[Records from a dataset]
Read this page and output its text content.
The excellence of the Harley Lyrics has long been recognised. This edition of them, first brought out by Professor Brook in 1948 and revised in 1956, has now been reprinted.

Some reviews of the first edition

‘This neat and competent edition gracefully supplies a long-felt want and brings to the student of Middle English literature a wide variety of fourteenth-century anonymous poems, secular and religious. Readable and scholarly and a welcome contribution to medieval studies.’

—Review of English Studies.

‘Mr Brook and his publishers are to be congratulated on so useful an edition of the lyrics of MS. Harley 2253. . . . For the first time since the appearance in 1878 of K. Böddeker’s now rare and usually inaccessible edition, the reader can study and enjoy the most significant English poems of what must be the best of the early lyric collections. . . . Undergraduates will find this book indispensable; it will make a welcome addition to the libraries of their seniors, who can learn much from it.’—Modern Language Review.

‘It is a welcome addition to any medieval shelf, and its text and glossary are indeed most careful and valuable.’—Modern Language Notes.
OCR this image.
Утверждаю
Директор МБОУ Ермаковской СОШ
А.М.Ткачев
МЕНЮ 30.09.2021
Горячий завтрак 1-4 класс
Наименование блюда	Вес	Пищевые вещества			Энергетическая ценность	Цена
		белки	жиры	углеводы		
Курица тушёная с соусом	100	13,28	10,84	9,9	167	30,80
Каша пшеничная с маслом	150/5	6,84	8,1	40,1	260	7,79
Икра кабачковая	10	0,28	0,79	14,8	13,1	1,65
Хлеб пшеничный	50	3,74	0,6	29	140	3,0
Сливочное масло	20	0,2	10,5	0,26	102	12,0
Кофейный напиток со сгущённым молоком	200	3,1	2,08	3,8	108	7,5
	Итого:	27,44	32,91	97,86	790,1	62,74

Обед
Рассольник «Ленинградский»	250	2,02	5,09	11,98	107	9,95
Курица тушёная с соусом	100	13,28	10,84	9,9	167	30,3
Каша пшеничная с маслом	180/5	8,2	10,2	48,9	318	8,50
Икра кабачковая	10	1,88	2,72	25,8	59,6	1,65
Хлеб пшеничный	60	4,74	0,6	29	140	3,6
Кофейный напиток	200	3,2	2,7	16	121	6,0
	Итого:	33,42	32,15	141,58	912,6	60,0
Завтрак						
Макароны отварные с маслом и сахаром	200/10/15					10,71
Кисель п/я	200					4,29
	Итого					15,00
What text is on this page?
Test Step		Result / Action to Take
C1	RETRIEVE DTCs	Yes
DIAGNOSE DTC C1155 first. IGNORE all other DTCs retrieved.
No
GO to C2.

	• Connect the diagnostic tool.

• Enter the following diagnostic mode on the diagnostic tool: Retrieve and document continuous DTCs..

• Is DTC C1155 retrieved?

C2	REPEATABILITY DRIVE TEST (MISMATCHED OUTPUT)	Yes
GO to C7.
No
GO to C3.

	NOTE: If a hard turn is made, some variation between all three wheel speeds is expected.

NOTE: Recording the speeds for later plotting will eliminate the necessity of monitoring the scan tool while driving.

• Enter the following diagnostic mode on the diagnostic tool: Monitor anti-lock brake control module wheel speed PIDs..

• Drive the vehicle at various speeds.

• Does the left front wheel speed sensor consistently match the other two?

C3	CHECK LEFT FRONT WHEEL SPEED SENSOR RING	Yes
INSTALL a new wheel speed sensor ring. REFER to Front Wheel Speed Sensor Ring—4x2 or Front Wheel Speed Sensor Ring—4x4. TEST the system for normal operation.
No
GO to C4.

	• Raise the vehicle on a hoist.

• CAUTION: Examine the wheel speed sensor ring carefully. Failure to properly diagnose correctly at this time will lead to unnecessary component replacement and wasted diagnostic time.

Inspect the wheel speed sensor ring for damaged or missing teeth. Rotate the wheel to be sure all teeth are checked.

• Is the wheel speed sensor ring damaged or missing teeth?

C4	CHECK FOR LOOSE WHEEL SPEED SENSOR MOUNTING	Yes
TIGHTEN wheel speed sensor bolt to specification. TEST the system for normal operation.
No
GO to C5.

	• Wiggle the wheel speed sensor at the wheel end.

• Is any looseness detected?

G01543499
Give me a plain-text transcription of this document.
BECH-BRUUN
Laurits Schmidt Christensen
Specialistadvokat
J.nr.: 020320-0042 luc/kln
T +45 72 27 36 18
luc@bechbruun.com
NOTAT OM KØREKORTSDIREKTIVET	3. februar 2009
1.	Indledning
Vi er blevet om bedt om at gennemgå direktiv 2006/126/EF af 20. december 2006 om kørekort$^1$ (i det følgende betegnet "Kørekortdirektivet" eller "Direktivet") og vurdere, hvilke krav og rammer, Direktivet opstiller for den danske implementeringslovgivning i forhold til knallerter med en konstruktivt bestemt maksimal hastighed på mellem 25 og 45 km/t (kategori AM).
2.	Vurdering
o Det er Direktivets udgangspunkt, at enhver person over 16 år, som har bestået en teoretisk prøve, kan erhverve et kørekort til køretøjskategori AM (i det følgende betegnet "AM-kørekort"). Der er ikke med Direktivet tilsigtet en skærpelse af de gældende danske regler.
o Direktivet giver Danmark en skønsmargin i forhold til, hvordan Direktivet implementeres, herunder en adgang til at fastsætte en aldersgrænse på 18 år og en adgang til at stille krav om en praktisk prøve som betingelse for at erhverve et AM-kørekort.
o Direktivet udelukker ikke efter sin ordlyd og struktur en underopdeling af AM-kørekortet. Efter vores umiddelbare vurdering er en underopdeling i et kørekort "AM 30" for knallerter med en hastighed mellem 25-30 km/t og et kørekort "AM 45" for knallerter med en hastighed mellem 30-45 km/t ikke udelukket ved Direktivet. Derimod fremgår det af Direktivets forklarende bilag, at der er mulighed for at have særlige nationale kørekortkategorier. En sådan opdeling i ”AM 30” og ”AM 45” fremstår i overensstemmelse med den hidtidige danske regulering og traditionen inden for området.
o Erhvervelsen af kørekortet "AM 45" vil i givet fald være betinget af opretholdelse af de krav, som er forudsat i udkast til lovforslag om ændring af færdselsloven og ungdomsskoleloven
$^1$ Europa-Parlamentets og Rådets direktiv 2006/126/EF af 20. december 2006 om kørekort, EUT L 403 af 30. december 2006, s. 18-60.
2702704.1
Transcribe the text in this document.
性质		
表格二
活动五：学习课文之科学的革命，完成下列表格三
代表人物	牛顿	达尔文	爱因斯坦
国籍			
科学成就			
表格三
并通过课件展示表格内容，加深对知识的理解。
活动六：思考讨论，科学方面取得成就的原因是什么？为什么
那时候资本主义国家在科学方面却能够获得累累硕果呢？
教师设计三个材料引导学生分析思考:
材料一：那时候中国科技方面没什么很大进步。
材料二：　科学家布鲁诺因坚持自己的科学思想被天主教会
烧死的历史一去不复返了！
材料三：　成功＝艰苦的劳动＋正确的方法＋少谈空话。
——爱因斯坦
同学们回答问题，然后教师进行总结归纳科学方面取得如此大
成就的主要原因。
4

→ **Written problem**:
Print the material above once more, exactly.

→ **Output**:
Read this page and output its text content.
The excellence of the Harley Lyrics has long been recognised. This edition of them, first brought out by Professor Brook in 1948 and revised in 1956, has now been reprinted.

Some reviews of the first edition

‘This neat and competent edition gracefully supplies a long-felt want and brings to the student of Middle English literature a wide variety of fourteenth-century anonymous poems, secular and religious. Readable and scholarly and a welcome contribution to medieval studies.’

—Review of English Studies.

‘Mr Brook and his publishers are to be congratulated on so useful an edition of the lyrics of MS. Harley 2253. . . . For the first time since the appearance in 1878 of K. Böddeker’s now rare and usually inaccessible edition, the reader can study and enjoy the most significant English poems of what must be the best of the early lyric collections. . . . Undergraduates will find this book indispensable; it will make a welcome addition to the libraries of their seniors, who can learn much from it.’—Modern Language Review.

‘It is a welcome addition to any medieval shelf, and its text and glossary are indeed most careful and valuable.’—Modern Language Notes.
OCR this image.
Утверждаю
Директор МБОУ Ермаковской СОШ
А.М.Ткачев
МЕНЮ 30.09.2021
Горячий завтрак 1-4 класс
Наименование блюда	Вес	Пищевые вещества			Энергетическая ценность	Цена
		белки	жиры	углеводы		
Курица тушёная с соусом	100	13,28	10,84	9,9	167	30,80
Каша пшеничная с маслом	150/5	6,84	8,1	40,1	260	7,79
Икра кабачковая	10	0,28	0,79	14,8	13,1	1,65
Хлеб пшеничный	50	3,74	0,6	29	140	3,0
Сливочное масло	20	0,2	10,5	0,26	102	12,0
Кофейный напиток со сгущённым молоком	200	3,1	2,08	3,8	108	7,5
	Итого:	27,44	32,91	97,86	790,1	62,74

Обед
Рассольник «Ленинградский»	250	2,02	5,09	11,98	107	9,95
Курица тушёная с соусом	100	13,28	10,84	9,9	167	30,3
Каша пшеничная с маслом	180/5	8,2	10,2	48,9	318	8,50
Икра кабачковая	10	1,88	2,72	25,8	59,6	1,65
Хлеб пшеничный	60	4,74	0,6	29	140	3,6
Кофейный напиток	200	3,2	2,7	16	121	6,0
	Итого:	33,42	32,15	141,58	912,6	60,0
Завтрак						
Макароны отварные с маслом и сахаром	200/10/15					10,71
Кисель п/я	200					4,29
	Итого					15,00
What text is on this page?
Test Step		Result / Action to Take
C1	RETRIEVE DTCs	Yes
DIAGNOSE DTC C1155 first. IGNORE all other DTCs retrieved.
No
GO to C2.

	• Connect the diagnostic tool.

• Enter the following diagnostic mode on the diagnostic tool: Retrieve and document continuous DTCs..

• Is DTC C1155 retrieved?

C2	REPEATABILITY DRIVE TEST (MISMATCHED OUTPUT)	Yes
GO to C7.
No
GO to C3.

	NOTE: If a hard turn is made, some variation between all three wheel speeds is expected.

NOTE: Recording the speeds for later plotting will eliminate the necessity of monitoring the scan tool while driving.

• Enter the following diagnostic mode on the diagnostic tool: Monitor anti-lock brake control module wheel speed PIDs..

• Drive the vehicle at various speeds.

• Does the left front wheel speed sensor consistently match the other two?

C3	CHECK LEFT FRONT WHEEL SPEED SENSOR RING	Yes
INSTALL a new wheel speed sensor ring. REFER to Front Wheel Speed Sensor Ring—4x2 or Front Wheel Speed Sensor Ring—4x4. TEST the system for normal operation.
No
GO to C4.

	• Raise the vehicle on a hoist.

• CAUTION: Examine the wheel speed sensor ring carefully. Failure to properly diagnose correctly at this time will lead to unnecessary component replacement and wasted diagnostic time.

Inspect the wheel speed sensor ring for damaged or missing teeth. Rotate the wheel to be sure all teeth are checked.

• Is the wheel speed sensor ring damaged or missing teeth?

C4	CHECK FOR LOOSE WHEEL SPEED SENSOR MOUNTING	Yes
TIGHTEN wheel speed sensor bolt to specification. TEST the system for normal operation.
No
GO to C5.

	• Wiggle the wheel speed sensor at the wheel end.

• Is any looseness detected?

G01543499
Give me a plain-text transcription of this document.
BECH-BRUUN
Laurits Schmidt Christensen
Specialistadvokat
J.nr.: 020320-0042 luc/kln
T +45 72 27 36 18
luc@bechbruun.com
NOTAT OM KØREKORTSDIREKTIVET	3. februar 2009
1.	Indledning
Vi er blevet om bedt om at gennemgå direktiv 2006/126/EF af 20. december 2006 om kørekort$^1$ (i det følgende betegnet "Kørekortdirektivet" eller "Direktivet") og vurdere, hvilke krav og rammer, Direktivet opstiller for den danske implementeringslovgivning i forhold til knallerter med en konstruktivt bestemt maksimal hastighed på mellem 25 og 45 km/t (kategori AM).
2.	Vurdering
o Det er Direktivets udgangspunkt, at enhver person over 16 år, som har bestået en teoretisk prøve, kan erhverve et kørekort til køretøjskategori AM (i det følgende betegnet "AM-kørekort"). Der er ikke med Direktivet tilsigtet en skærpelse af de gældende danske regler.
o Direktivet giver Danmark en skønsmargin i forhold til, hvordan Direktivet implementeres, herunder en adgang til at fastsætte en aldersgrænse på 18 år og en adgang til at stille krav om en praktisk prøve som betingelse for at erhverve et AM-kørekort.
o Direktivet udelukker ikke efter sin ordlyd og struktur en underopdeling af AM-kørekortet. Efter vores umiddelbare vurdering er en underopdeling i et kørekort "AM 30" for knallerter med en hastighed mellem 25-30 km/t og et kørekort "AM 45" for knallerter med en hastighed mellem 30-45 km/t ikke udelukket ved Direktivet. Derimod fremgår det af Direktivets forklarende bilag, at der er mulighed for at have særlige nationale kørekortkategorier. En sådan opdeling i ”AM 30” og ”AM 45” fremstår i overensstemmelse med den hidtidige danske regulering og traditionen inden for området.
o Erhvervelsen af kørekortet "AM 45" vil i givet fald være betinget af opretholdelse af de krav, som er forudsat i udkast til lovforslag om ændring af færdselsloven og ungdomsskoleloven
$^1$ Europa-Parlamentets og Rådets direktiv 2006/126/EF af 20. december 2006 om kørekort, EUT L 403 af 30. december 2006, s. 18-60.
2702704.1
Transcribe the text in this document.
性质		
表格二
活动五：学习课文之科学的革命，完成下列表格三
代表人物	牛顿	达尔文	爱因斯坦
国籍			
科学成就			
表格三
并通过课件展示表格内容，加深对知识的理解。
活动六：思考讨论，科学方面取得成就的原因是什么？为什么
那时候资本主义国家在科学方面却能够获得累累硕果呢？
教师设计三个材料引导学生分析思考:
材料一：那时候中国科技方面没什么很大进步。
材料二：　科学家布鲁诺因坚持自己的科学思想被天主教会
烧死的历史一去不复返了！
材料三：　成功＝艰苦的劳动＋正确的方法＋少谈空话。
——爱因斯坦
同学们回答问题，然后教师进行总结归纳科学方面取得如此大
成就的主要原因。
4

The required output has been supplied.